## WHAT IS EXPECTED
Copy every line of the records below that holds the word "this".
+++++
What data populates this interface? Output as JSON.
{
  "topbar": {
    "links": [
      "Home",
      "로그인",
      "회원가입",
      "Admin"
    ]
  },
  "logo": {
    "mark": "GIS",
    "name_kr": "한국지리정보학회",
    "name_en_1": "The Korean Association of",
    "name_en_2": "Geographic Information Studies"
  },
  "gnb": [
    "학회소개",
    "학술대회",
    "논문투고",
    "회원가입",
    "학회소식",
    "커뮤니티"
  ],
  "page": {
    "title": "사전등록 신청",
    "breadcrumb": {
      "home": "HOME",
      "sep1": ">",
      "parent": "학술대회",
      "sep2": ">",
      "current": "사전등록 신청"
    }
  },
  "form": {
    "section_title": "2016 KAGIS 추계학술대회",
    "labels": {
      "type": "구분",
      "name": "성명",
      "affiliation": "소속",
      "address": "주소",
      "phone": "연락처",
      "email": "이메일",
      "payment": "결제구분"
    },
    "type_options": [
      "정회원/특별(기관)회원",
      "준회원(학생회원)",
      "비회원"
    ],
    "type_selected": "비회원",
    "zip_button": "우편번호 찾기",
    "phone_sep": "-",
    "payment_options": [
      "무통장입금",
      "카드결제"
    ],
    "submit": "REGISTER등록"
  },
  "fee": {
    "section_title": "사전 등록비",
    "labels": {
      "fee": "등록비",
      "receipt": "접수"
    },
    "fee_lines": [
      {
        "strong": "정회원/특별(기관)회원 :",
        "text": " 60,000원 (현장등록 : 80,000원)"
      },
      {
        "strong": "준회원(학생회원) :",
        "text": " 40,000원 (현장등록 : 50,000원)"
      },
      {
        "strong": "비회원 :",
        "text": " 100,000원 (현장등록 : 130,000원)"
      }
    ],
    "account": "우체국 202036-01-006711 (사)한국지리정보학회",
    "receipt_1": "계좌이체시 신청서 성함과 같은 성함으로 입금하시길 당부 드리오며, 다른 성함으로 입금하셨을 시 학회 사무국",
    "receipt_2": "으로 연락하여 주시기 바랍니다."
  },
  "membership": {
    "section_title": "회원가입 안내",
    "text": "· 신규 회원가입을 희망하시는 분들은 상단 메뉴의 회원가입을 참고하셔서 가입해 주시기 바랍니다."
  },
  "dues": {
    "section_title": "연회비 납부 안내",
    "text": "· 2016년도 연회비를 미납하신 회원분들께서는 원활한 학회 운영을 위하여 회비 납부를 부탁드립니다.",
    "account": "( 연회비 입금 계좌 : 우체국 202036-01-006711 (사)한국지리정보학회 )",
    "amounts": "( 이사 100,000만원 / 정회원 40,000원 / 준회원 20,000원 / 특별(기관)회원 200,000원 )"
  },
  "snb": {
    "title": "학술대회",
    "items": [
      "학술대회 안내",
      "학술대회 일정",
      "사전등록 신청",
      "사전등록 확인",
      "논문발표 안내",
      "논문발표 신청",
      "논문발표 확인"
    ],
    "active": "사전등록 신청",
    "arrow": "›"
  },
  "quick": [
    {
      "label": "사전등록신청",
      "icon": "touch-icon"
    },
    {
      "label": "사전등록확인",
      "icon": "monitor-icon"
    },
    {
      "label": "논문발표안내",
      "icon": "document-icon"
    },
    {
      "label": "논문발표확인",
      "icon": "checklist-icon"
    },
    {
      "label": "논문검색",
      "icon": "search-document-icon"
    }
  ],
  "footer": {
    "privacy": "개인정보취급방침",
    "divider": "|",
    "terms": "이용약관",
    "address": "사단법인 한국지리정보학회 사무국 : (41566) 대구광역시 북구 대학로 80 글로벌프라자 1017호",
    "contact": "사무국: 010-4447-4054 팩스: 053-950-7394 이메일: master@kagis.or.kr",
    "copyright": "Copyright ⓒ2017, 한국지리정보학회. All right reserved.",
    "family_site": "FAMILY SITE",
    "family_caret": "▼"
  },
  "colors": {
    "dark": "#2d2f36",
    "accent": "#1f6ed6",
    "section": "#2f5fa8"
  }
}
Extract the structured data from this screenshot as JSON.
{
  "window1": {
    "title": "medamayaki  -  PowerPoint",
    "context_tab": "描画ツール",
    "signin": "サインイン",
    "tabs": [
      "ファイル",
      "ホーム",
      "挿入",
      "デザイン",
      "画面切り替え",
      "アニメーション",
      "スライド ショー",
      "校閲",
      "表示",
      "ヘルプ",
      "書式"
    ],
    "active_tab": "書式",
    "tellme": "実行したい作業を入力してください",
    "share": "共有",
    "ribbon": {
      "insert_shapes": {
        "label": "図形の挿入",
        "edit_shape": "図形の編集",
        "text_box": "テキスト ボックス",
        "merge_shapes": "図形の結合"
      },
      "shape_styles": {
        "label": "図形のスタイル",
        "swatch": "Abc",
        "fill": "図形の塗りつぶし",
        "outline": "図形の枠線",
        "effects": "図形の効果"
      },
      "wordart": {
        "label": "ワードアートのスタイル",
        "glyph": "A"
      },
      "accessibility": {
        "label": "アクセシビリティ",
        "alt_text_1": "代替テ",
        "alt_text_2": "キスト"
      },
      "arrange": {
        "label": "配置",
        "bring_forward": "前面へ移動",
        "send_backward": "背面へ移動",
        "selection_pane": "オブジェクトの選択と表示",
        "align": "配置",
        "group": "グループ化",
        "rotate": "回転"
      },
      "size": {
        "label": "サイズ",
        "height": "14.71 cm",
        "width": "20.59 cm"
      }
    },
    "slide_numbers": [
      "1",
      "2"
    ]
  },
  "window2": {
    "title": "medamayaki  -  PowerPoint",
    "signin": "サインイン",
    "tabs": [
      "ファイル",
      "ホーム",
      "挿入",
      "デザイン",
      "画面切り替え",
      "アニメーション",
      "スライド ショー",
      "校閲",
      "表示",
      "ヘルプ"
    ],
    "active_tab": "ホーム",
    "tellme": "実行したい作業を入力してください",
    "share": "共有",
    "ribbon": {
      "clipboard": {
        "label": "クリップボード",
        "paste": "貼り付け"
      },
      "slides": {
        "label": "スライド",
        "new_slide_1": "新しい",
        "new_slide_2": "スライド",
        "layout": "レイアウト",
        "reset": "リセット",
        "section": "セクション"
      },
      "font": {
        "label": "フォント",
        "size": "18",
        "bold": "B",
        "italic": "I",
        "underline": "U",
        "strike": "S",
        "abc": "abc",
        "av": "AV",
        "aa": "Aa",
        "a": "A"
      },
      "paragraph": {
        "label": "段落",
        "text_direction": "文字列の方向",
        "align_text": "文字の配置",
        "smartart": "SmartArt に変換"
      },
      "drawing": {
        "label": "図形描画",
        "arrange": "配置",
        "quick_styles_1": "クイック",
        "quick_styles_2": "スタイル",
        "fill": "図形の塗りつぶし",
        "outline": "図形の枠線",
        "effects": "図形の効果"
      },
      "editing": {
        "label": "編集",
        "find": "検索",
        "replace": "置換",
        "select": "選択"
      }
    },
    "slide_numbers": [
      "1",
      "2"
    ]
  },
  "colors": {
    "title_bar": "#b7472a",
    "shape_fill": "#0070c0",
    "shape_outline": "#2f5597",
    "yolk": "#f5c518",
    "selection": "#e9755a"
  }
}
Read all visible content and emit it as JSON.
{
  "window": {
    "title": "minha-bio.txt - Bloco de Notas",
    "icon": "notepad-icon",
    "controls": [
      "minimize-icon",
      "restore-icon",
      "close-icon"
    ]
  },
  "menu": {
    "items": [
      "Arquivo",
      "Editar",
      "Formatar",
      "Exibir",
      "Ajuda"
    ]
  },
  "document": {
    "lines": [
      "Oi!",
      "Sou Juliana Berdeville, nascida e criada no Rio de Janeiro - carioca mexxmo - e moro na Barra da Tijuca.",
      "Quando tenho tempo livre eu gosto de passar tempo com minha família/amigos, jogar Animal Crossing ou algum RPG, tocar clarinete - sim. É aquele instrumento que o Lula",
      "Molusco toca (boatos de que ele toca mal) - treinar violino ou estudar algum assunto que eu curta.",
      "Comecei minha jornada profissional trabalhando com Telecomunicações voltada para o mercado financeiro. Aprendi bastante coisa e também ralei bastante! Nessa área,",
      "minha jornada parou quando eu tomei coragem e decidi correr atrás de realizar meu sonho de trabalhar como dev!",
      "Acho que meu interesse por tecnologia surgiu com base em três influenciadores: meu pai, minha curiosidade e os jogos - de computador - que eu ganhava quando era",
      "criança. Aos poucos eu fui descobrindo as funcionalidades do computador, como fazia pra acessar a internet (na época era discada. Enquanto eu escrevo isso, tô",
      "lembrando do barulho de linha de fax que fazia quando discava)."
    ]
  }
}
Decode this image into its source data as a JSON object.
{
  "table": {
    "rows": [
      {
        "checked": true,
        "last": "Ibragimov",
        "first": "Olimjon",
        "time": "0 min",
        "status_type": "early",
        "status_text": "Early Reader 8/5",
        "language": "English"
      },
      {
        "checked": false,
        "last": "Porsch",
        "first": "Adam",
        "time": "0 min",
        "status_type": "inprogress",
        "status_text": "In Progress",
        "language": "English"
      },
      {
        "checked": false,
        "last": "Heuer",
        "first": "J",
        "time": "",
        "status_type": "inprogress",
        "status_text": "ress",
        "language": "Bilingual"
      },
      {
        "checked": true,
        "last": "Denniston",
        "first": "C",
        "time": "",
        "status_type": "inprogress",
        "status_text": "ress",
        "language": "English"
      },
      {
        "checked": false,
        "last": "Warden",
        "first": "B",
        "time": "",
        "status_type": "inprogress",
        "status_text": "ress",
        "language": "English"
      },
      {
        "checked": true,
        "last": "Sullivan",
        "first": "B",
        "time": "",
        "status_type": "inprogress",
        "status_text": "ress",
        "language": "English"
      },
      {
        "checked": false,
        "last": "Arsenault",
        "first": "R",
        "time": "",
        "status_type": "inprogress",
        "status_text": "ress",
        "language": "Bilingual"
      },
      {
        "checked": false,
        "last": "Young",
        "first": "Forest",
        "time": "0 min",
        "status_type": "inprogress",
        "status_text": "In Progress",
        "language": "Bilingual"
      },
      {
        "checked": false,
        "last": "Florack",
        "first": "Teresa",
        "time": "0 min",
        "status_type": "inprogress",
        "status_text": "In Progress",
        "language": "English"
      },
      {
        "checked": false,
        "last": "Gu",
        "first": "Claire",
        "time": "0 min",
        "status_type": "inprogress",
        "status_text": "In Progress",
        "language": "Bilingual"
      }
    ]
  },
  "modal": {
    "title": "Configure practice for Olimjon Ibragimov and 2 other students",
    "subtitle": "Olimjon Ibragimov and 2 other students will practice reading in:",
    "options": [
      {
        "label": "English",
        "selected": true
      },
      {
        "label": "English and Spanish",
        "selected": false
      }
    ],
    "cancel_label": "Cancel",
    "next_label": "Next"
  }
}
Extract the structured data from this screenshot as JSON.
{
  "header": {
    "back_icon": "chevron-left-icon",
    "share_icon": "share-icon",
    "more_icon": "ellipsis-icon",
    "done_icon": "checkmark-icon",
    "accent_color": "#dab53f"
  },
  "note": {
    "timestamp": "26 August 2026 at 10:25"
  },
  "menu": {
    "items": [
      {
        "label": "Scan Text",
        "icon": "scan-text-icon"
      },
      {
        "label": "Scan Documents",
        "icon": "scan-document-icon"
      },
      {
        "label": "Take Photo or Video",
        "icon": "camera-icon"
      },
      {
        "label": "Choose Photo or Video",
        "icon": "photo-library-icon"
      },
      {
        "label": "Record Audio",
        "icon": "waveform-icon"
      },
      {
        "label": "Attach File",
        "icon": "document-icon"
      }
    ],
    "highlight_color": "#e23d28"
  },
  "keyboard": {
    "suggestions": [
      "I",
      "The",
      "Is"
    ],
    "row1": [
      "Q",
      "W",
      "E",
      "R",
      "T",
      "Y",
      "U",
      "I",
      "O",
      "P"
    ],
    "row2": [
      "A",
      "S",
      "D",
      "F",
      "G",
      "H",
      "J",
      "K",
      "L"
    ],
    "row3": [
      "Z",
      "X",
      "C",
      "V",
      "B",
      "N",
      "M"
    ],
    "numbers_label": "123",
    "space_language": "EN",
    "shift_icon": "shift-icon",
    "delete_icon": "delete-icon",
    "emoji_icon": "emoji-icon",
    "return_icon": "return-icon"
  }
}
+++++
## RESPONSE TO THE TASK
What data populates this interface? Output as JSON.
Extract the structured data from this screenshot as JSON.
Decode this image into its source data as a JSON object.
Extract the structured data from this screenshot as JSON.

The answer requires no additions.